▶ [TASK PROMPT]
Reproduce the listing below word for word, with no pictures.

Items from a figure collection:

————

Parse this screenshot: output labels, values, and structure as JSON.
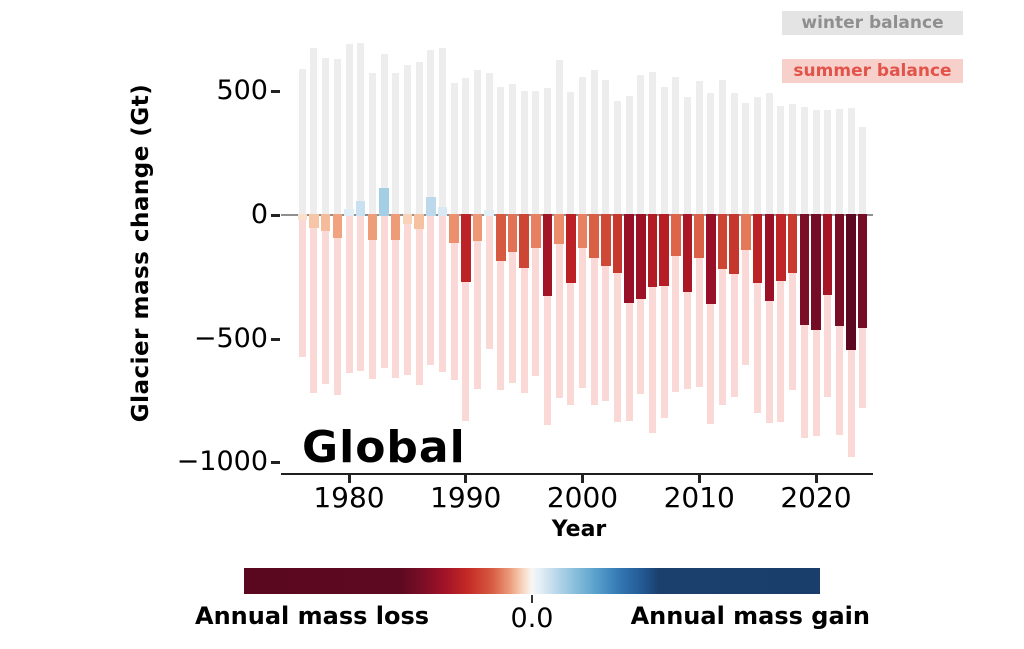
{
  "title": "Global",
  "axes": {
    "y_ticks": [
      {
        "label": "500",
        "value": 500
      },
      {
        "label": "0",
        "value": 0
      },
      {
        "label": "−500",
        "value": -500
      },
      {
        "label": "−1000",
        "value": -1000
      }
    ],
    "x_ticks": [
      {
        "label": "1980",
        "value": 1980
      },
      {
        "label": "1990",
        "value": 1990
      },
      {
        "label": "2000",
        "value": 2000
      },
      {
        "label": "2010",
        "value": 2010
      },
      {
        "label": "2020",
        "value": 2020
      }
    ]
  },
  "legend": {
    "items": [
      {
        "label": "winter balance",
        "swatch_color": "#e4e4e4",
        "text_color": "#8f8f8f"
      },
      {
        "label": "summer balance",
        "swatch_color": "#f8d0cb",
        "text_color": "#e2544a"
      }
    ]
  },
  "colorbar": {
    "left_label": "Annual mass loss",
    "center_tick": "0.0",
    "right_label": "Annual mass gain",
    "loss_color": "#5a0820",
    "gain_color": "#1a3e6b"
  },
  "chart_data": {
    "type": "bar",
    "title": "Global",
    "xlabel": "Year",
    "ylabel": "Glacier mass change (Gt)",
    "ylim": [
      -1050,
      750
    ],
    "x_range": [
      1974.5,
      2025
    ],
    "grid": false,
    "legend_position": "top-right",
    "units": "Gt",
    "categories": [
      1976,
      1977,
      1978,
      1979,
      1980,
      1981,
      1982,
      1983,
      1984,
      1985,
      1986,
      1987,
      1988,
      1989,
      1990,
      1991,
      1992,
      1993,
      1994,
      1995,
      1996,
      1997,
      1998,
      1999,
      2000,
      2001,
      2002,
      2003,
      2004,
      2005,
      2006,
      2007,
      2008,
      2009,
      2010,
      2011,
      2012,
      2013,
      2014,
      2015,
      2016,
      2017,
      2018,
      2019,
      2020,
      2021,
      2022,
      2023,
      2024
    ],
    "series": [
      {
        "name": "winter balance",
        "values": [
          590,
          675,
          635,
          630,
          690,
          695,
          575,
          650,
          575,
          605,
          620,
          667,
          675,
          533,
          553,
          587,
          574,
          517,
          531,
          500,
          500,
          515,
          625,
          497,
          558,
          585,
          544,
          460,
          480,
          565,
          578,
          516,
          556,
          478,
          542,
          495,
          547,
          493,
          451,
          477,
          493,
          440,
          448,
          437,
          424,
          424,
          427,
          431,
          356
        ]
      },
      {
        "name": "summer balance",
        "values": [
          -575,
          -720,
          -685,
          -727,
          -640,
          -632,
          -663,
          -618,
          -660,
          -646,
          -686,
          -605,
          -636,
          -668,
          -833,
          -702,
          -541,
          -708,
          -680,
          -719,
          -650,
          -850,
          -739,
          -770,
          -700,
          -770,
          -750,
          -837,
          -833,
          -725,
          -880,
          -819,
          -716,
          -705,
          -694,
          -846,
          -766,
          -735,
          -605,
          -802,
          -842,
          -837,
          -708,
          -900,
          -893,
          -735,
          -890,
          -977,
          -779
        ]
      },
      {
        "name": "annual balance",
        "values": [
          -20,
          -54,
          -64,
          -94,
          24,
          56,
          -100,
          108,
          -101,
          -37,
          -58,
          74,
          33,
          -115,
          -271,
          -105,
          20,
          -185,
          -149,
          -215,
          -133,
          -327,
          -118,
          -275,
          -132,
          -175,
          -208,
          -235,
          -355,
          -340,
          -291,
          -287,
          -165,
          -312,
          -172,
          -360,
          -218,
          -240,
          -141,
          -273,
          -349,
          -265,
          -233,
          -444,
          -464,
          -323,
          -450,
          -545,
          -455
        ]
      }
    ],
    "series_colors": {
      "winter": "#ededed",
      "summer": "#f9d8d6"
    }
  }
}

————

▶ [CORRECT OUTPUT]
Parse this screenshot: output labels, values, and structure as JSON.
{
  "title": "Global",
  "axes": {
    "y_ticks": [
      {
        "label": "500",
        "value": 500
      },
      {
        "label": "0",
        "value": 0
      },
      {
        "label": "−500",
        "value": -500
      },
      {
        "label": "−1000",
        "value": -1000
      }
    ],
    "x_ticks": [
      {
        "label": "1980",
        "value": 1980
      },
      {
        "label": "1990",
        "value": 1990
      },
      {
        "label": "2000",
        "value": 2000
      },
      {
        "label": "2010",
        "value": 2010
      },
      {
        "label": "2020",
        "value": 2020
      }
    ]
  },
  "legend": {
    "items": [
      {
        "label": "winter balance",
        "swatch_color": "#e4e4e4",
        "text_color": "#8f8f8f"
      },
      {
        "label": "summer balance",
        "swatch_color": "#f8d0cb",
        "text_color": "#e2544a"
      }
    ]
  },
  "colorbar": {
    "left_label": "Annual mass loss",
    "center_tick": "0.0",
    "right_label": "Annual mass gain",
    "loss_color": "#5a0820",
    "gain_color": "#1a3e6b"
  },
  "chart_data": {
    "type": "bar",
    "title": "Global",
    "xlabel": "Year",
    "ylabel": "Glacier mass change (Gt)",
    "ylim": [
      -1050,
      750
    ],
    "x_range": [
      1974.5,
      2025
    ],
    "grid": false,
    "legend_position": "top-right",
    "units": "Gt",
    "categories": [
      1976,
      1977,
      1978,
      1979,
      1980,
      1981,
      1982,
      1983,
      1984,
      1985,
      1986,
      1987,
      1988,
      1989,
      1990,
      1991,
      1992,
      1993,
      1994,
      1995,
      1996,
      1997,
      1998,
      1999,
      2000,
      2001,
      2002,
      2003,
      2004,
      2005,
      2006,
      2007,
      2008,
      2009,
      2010,
      2011,
      2012,
      2013,
      2014,
      2015,
      2016,
      2017,
      2018,
      2019,
      2020,
      2021,
      2022,
      2023,
      2024
    ],
    "series": [
      {
        "name": "winter balance",
        "values": [
          590,
          675,
          635,
          630,
          690,
          695,
          575,
          650,
          575,
          605,
          620,
          667,
          675,
          533,
          553,
          587,
          574,
          517,
          531,
          500,
          500,
          515,
          625,
          497,
          558,
          585,
          544,
          460,
          480,
          565,
          578,
          516,
          556,
          478,
          542,
          495,
          547,
          493,
          451,
          477,
          493,
          440,
          448,
          437,
          424,
          424,
          427,
          431,
          356
        ]
      },
      {
        "name": "summer balance",
        "values": [
          -575,
          -720,
          -685,
          -727,
          -640,
          -632,
          -663,
          -618,
          -660,
          -646,
          -686,
          -605,
          -636,
          -668,
          -833,
          -702,
          -541,
          -708,
          -680,
          -719,
          -650,
          -850,
          -739,
          -770,
          -700,
          -770,
          -750,
          -837,
          -833,
          -725,
          -880,
          -819,
          -716,
          -705,
          -694,
          -846,
          -766,
          -735,
          -605,
          -802,
          -842,
          -837,
          -708,
          -900,
          -893,
          -735,
          -890,
          -977,
          -779
        ]
      },
      {
        "name": "annual balance",
        "values": [
          -20,
          -54,
          -64,
          -94,
          24,
          56,
          -100,
          108,
          -101,
          -37,
          -58,
          74,
          33,
          -115,
          -271,
          -105,
          20,
          -185,
          -149,
          -215,
          -133,
          -327,
          -118,
          -275,
          -132,
          -175,
          -208,
          -235,
          -355,
          -340,
          -291,
          -287,
          -165,
          -312,
          -172,
          -360,
          -218,
          -240,
          -141,
          -273,
          -349,
          -265,
          -233,
          -444,
          -464,
          -323,
          -450,
          -545,
          -455
        ]
      }
    ],
    "series_colors": {
      "winter": "#ededed",
      "summer": "#f9d8d6"
    }
  }
}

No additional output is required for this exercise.